[Extracts from a graphics dataset]
=====

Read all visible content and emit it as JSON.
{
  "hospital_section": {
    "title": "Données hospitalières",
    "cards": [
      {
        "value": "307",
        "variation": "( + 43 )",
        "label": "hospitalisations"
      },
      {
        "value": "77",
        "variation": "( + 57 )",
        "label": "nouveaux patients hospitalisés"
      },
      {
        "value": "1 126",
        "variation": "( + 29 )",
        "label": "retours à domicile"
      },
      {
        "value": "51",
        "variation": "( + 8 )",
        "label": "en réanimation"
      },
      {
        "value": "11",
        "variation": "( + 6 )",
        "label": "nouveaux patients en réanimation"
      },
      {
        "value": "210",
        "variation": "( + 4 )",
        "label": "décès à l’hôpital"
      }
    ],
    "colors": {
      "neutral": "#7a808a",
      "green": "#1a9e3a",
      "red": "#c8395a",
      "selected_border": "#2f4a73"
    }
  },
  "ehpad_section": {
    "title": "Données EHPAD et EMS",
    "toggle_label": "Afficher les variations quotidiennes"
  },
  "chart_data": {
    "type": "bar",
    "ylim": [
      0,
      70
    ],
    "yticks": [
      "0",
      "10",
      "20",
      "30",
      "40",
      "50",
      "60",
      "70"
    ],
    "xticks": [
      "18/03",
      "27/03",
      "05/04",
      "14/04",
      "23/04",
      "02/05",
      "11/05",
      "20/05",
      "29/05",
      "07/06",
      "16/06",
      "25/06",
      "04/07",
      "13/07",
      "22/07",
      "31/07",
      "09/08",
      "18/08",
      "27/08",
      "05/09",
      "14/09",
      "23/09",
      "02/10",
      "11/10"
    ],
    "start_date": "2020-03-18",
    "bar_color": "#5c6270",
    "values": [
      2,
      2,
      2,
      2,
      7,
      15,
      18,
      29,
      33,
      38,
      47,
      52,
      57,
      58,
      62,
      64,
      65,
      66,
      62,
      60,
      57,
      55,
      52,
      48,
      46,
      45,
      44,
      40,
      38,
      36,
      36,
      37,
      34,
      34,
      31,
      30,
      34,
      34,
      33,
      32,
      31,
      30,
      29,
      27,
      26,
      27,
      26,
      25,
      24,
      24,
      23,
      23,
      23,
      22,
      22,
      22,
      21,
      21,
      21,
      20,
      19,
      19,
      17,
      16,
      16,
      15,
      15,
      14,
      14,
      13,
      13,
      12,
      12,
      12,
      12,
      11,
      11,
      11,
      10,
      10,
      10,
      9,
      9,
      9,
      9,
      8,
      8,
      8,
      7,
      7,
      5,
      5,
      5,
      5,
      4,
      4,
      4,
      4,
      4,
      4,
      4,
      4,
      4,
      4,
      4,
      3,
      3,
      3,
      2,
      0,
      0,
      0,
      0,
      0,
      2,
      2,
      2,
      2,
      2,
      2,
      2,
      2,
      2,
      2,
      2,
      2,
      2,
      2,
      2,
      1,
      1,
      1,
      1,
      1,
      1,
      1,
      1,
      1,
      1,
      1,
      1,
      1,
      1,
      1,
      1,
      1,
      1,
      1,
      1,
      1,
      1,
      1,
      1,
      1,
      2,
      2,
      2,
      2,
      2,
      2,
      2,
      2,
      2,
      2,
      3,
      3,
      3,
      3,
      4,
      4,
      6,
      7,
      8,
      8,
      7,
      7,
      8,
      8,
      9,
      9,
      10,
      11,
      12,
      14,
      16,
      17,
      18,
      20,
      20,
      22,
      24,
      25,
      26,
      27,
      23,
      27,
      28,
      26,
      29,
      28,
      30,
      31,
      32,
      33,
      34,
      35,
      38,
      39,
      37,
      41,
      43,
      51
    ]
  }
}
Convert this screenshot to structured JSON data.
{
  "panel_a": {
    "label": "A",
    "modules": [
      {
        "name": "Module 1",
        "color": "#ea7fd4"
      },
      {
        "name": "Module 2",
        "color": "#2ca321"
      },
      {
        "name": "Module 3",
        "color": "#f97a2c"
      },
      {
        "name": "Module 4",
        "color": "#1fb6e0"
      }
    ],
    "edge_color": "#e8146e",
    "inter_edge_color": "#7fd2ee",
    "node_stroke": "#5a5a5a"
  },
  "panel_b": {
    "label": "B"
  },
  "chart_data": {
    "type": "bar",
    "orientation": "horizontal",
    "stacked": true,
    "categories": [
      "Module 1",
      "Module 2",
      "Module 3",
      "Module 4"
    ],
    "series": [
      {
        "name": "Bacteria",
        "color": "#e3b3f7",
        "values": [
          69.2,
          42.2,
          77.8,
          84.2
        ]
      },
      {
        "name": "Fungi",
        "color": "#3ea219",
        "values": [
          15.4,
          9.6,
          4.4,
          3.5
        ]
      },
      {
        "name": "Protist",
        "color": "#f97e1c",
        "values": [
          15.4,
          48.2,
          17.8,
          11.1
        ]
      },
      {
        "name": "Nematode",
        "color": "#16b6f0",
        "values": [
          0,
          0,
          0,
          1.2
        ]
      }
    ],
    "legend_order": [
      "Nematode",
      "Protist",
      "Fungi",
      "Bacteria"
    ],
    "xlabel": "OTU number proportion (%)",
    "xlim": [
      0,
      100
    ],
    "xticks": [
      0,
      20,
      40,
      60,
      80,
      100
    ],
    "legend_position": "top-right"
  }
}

=====

• [The task] Once a line of the records is found to contain "Données", copy it out.

• [Your solution]
    "title": "Données hospitalières",
    "title": "Données EHPAD et EMS",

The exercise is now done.